GIVEN EXERCISE
Below is a listing; write it out exactly and drop any images from it.

Start of DATASET RECORDS

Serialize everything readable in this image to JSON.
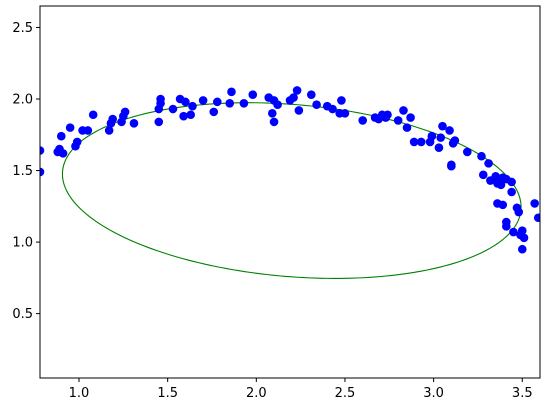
{
  "chart_data": {
    "type": "scatter",
    "title": "",
    "xlabel": "",
    "ylabel": "",
    "xlim": [
      0.78,
      3.6
    ],
    "ylim": [
      0.05,
      2.65
    ],
    "grid": false,
    "legend": "none",
    "xticks": [
      {
        "value": 1.0,
        "label": "1.0"
      },
      {
        "value": 1.5,
        "label": "1.5"
      },
      {
        "value": 2.0,
        "label": "2.0"
      },
      {
        "value": 2.5,
        "label": "2.5"
      },
      {
        "value": 3.0,
        "label": "3.0"
      },
      {
        "value": 3.5,
        "label": "3.5"
      }
    ],
    "yticks": [
      {
        "value": 0.5,
        "label": "0.5"
      },
      {
        "value": 1.0,
        "label": "1.0"
      },
      {
        "value": 1.5,
        "label": "1.5"
      },
      {
        "value": 2.0,
        "label": "2.0"
      },
      {
        "value": 2.5,
        "label": "2.5"
      }
    ],
    "series": [
      {
        "type": "scatter",
        "color": "#0000ff",
        "points": [
          [
            0.78,
            1.64
          ],
          [
            0.78,
            1.49
          ],
          [
            0.88,
            1.63
          ],
          [
            0.89,
            1.65
          ],
          [
            0.9,
            1.74
          ],
          [
            0.91,
            1.62
          ],
          [
            0.95,
            1.8
          ],
          [
            0.98,
            1.67
          ],
          [
            0.99,
            1.7
          ],
          [
            1.02,
            1.78
          ],
          [
            1.05,
            1.78
          ],
          [
            1.08,
            1.89
          ],
          [
            1.17,
            1.78
          ],
          [
            1.18,
            1.83
          ],
          [
            1.19,
            1.86
          ],
          [
            1.24,
            1.84
          ],
          [
            1.25,
            1.88
          ],
          [
            1.26,
            1.91
          ],
          [
            1.31,
            1.83
          ],
          [
            1.45,
            1.84
          ],
          [
            1.45,
            1.93
          ],
          [
            1.46,
            1.97
          ],
          [
            1.46,
            2.0
          ],
          [
            1.53,
            1.93
          ],
          [
            1.57,
            2.0
          ],
          [
            1.59,
            1.88
          ],
          [
            1.6,
            1.98
          ],
          [
            1.63,
            1.89
          ],
          [
            1.64,
            1.95
          ],
          [
            1.7,
            1.99
          ],
          [
            1.76,
            1.91
          ],
          [
            1.78,
            1.98
          ],
          [
            1.85,
            1.97
          ],
          [
            1.86,
            2.05
          ],
          [
            1.93,
            1.97
          ],
          [
            1.98,
            2.03
          ],
          [
            2.07,
            2.01
          ],
          [
            2.09,
            1.9
          ],
          [
            2.1,
            1.84
          ],
          [
            2.1,
            1.99
          ],
          [
            2.12,
            1.96
          ],
          [
            2.19,
            1.99
          ],
          [
            2.21,
            2.01
          ],
          [
            2.23,
            2.06
          ],
          [
            2.24,
            1.92
          ],
          [
            2.31,
            2.03
          ],
          [
            2.34,
            1.96
          ],
          [
            2.4,
            1.95
          ],
          [
            2.43,
            1.93
          ],
          [
            2.47,
            1.9
          ],
          [
            2.48,
            1.99
          ],
          [
            2.5,
            1.9
          ],
          [
            2.6,
            1.85
          ],
          [
            2.67,
            1.87
          ],
          [
            2.69,
            1.86
          ],
          [
            2.71,
            1.89
          ],
          [
            2.73,
            1.87
          ],
          [
            2.74,
            1.89
          ],
          [
            2.8,
            1.85
          ],
          [
            2.83,
            1.92
          ],
          [
            2.85,
            1.8
          ],
          [
            2.87,
            1.87
          ],
          [
            2.89,
            1.7
          ],
          [
            2.93,
            1.7
          ],
          [
            2.98,
            1.7
          ],
          [
            2.99,
            1.74
          ],
          [
            3.03,
            1.66
          ],
          [
            3.04,
            1.73
          ],
          [
            3.05,
            1.81
          ],
          [
            3.09,
            1.78
          ],
          [
            3.1,
            1.54
          ],
          [
            3.1,
            1.53
          ],
          [
            3.11,
            1.69
          ],
          [
            3.12,
            1.71
          ],
          [
            3.19,
            1.63
          ],
          [
            3.27,
            1.6
          ],
          [
            3.28,
            1.47
          ],
          [
            3.31,
            1.55
          ],
          [
            3.32,
            1.43
          ],
          [
            3.35,
            1.46
          ],
          [
            3.36,
            1.41
          ],
          [
            3.36,
            1.27
          ],
          [
            3.38,
            1.4
          ],
          [
            3.39,
            1.26
          ],
          [
            3.39,
            1.45
          ],
          [
            3.41,
            1.44
          ],
          [
            3.41,
            1.14
          ],
          [
            3.41,
            1.11
          ],
          [
            3.44,
            1.42
          ],
          [
            3.44,
            1.35
          ],
          [
            3.45,
            1.07
          ],
          [
            3.47,
            1.24
          ],
          [
            3.48,
            1.21
          ],
          [
            3.49,
            1.05
          ],
          [
            3.5,
            1.08
          ],
          [
            3.5,
            0.95
          ],
          [
            3.51,
            1.03
          ],
          [
            3.57,
            1.27
          ],
          [
            3.59,
            1.17
          ]
        ]
      },
      {
        "type": "line",
        "color": "#008000",
        "shape": "ellipse",
        "center": [
          2.2,
          1.36
        ],
        "semi_axes": [
          1.3,
          0.6
        ],
        "rotation_deg": -6.5
      }
    ]
  }
}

End of DATASET RECORDS

WRITTEN ANSWER
Serialize everything readable in this image to JSON.
{
  "chart_data": {
    "type": "scatter",
    "title": "",
    "xlabel": "",
    "ylabel": "",
    "xlim": [
      0.78,
      3.6
    ],
    "ylim": [
      0.05,
      2.65
    ],
    "grid": false,
    "legend": "none",
    "xticks": [
      {
        "value": 1.0,
        "label": "1.0"
      },
      {
        "value": 1.5,
        "label": "1.5"
      },
      {
        "value": 2.0,
        "label": "2.0"
      },
      {
        "value": 2.5,
        "label": "2.5"
      },
      {
        "value": 3.0,
        "label": "3.0"
      },
      {
        "value": 3.5,
        "label": "3.5"
      }
    ],
    "yticks": [
      {
        "value": 0.5,
        "label": "0.5"
      },
      {
        "value": 1.0,
        "label": "1.0"
      },
      {
        "value": 1.5,
        "label": "1.5"
      },
      {
        "value": 2.0,
        "label": "2.0"
      },
      {
        "value": 2.5,
        "label": "2.5"
      }
    ],
    "series": [
      {
        "type": "scatter",
        "color": "#0000ff",
        "points": [
          [
            0.78,
            1.64
          ],
          [
            0.78,
            1.49
          ],
          [
            0.88,
            1.63
          ],
          [
            0.89,
            1.65
          ],
          [
            0.9,
            1.74
          ],
          [
            0.91,
            1.62
          ],
          [
            0.95,
            1.8
          ],
          [
            0.98,
            1.67
          ],
          [
            0.99,
            1.7
          ],
          [
            1.02,
            1.78
          ],
          [
            1.05,
            1.78
          ],
          [
            1.08,
            1.89
          ],
          [
            1.17,
            1.78
          ],
          [
            1.18,
            1.83
          ],
          [
            1.19,
            1.86
          ],
          [
            1.24,
            1.84
          ],
          [
            1.25,
            1.88
          ],
          [
            1.26,
            1.91
          ],
          [
            1.31,
            1.83
          ],
          [
            1.45,
            1.84
          ],
          [
            1.45,
            1.93
          ],
          [
            1.46,
            1.97
          ],
          [
            1.46,
            2.0
          ],
          [
            1.53,
            1.93
          ],
          [
            1.57,
            2.0
          ],
          [
            1.59,
            1.88
          ],
          [
            1.6,
            1.98
          ],
          [
            1.63,
            1.89
          ],
          [
            1.64,
            1.95
          ],
          [
            1.7,
            1.99
          ],
          [
            1.76,
            1.91
          ],
          [
            1.78,
            1.98
          ],
          [
            1.85,
            1.97
          ],
          [
            1.86,
            2.05
          ],
          [
            1.93,
            1.97
          ],
          [
            1.98,
            2.03
          ],
          [
            2.07,
            2.01
          ],
          [
            2.09,
            1.9
          ],
          [
            2.1,
            1.84
          ],
          [
            2.1,
            1.99
          ],
          [
            2.12,
            1.96
          ],
          [
            2.19,
            1.99
          ],
          [
            2.21,
            2.01
          ],
          [
            2.23,
            2.06
          ],
          [
            2.24,
            1.92
          ],
          [
            2.31,
            2.03
          ],
          [
            2.34,
            1.96
          ],
          [
            2.4,
            1.95
          ],
          [
            2.43,
            1.93
          ],
          [
            2.47,
            1.9
          ],
          [
            2.48,
            1.99
          ],
          [
            2.5,
            1.9
          ],
          [
            2.6,
            1.85
          ],
          [
            2.67,
            1.87
          ],
          [
            2.69,
            1.86
          ],
          [
            2.71,
            1.89
          ],
          [
            2.73,
            1.87
          ],
          [
            2.74,
            1.89
          ],
          [
            2.8,
            1.85
          ],
          [
            2.83,
            1.92
          ],
          [
            2.85,
            1.8
          ],
          [
            2.87,
            1.87
          ],
          [
            2.89,
            1.7
          ],
          [
            2.93,
            1.7
          ],
          [
            2.98,
            1.7
          ],
          [
            2.99,
            1.74
          ],
          [
            3.03,
            1.66
          ],
          [
            3.04,
            1.73
          ],
          [
            3.05,
            1.81
          ],
          [
            3.09,
            1.78
          ],
          [
            3.1,
            1.54
          ],
          [
            3.1,
            1.53
          ],
          [
            3.11,
            1.69
          ],
          [
            3.12,
            1.71
          ],
          [
            3.19,
            1.63
          ],
          [
            3.27,
            1.6
          ],
          [
            3.28,
            1.47
          ],
          [
            3.31,
            1.55
          ],
          [
            3.32,
            1.43
          ],
          [
            3.35,
            1.46
          ],
          [
            3.36,
            1.41
          ],
          [
            3.36,
            1.27
          ],
          [
            3.38,
            1.4
          ],
          [
            3.39,
            1.26
          ],
          [
            3.39,
            1.45
          ],
          [
            3.41,
            1.44
          ],
          [
            3.41,
            1.14
          ],
          [
            3.41,
            1.11
          ],
          [
            3.44,
            1.42
          ],
          [
            3.44,
            1.35
          ],
          [
            3.45,
            1.07
          ],
          [
            3.47,
            1.24
          ],
          [
            3.48,
            1.21
          ],
          [
            3.49,
            1.05
          ],
          [
            3.5,
            1.08
          ],
          [
            3.5,
            0.95
          ],
          [
            3.51,
            1.03
          ],
          [
            3.57,
            1.27
          ],
          [
            3.59,
            1.17
          ]
        ]
      },
      {
        "type": "line",
        "color": "#008000",
        "shape": "ellipse",
        "center": [
          2.2,
          1.36
        ],
        "semi_axes": [
          1.3,
          0.6
        ],
        "rotation_deg": -6.5
      }
    ]
  }
}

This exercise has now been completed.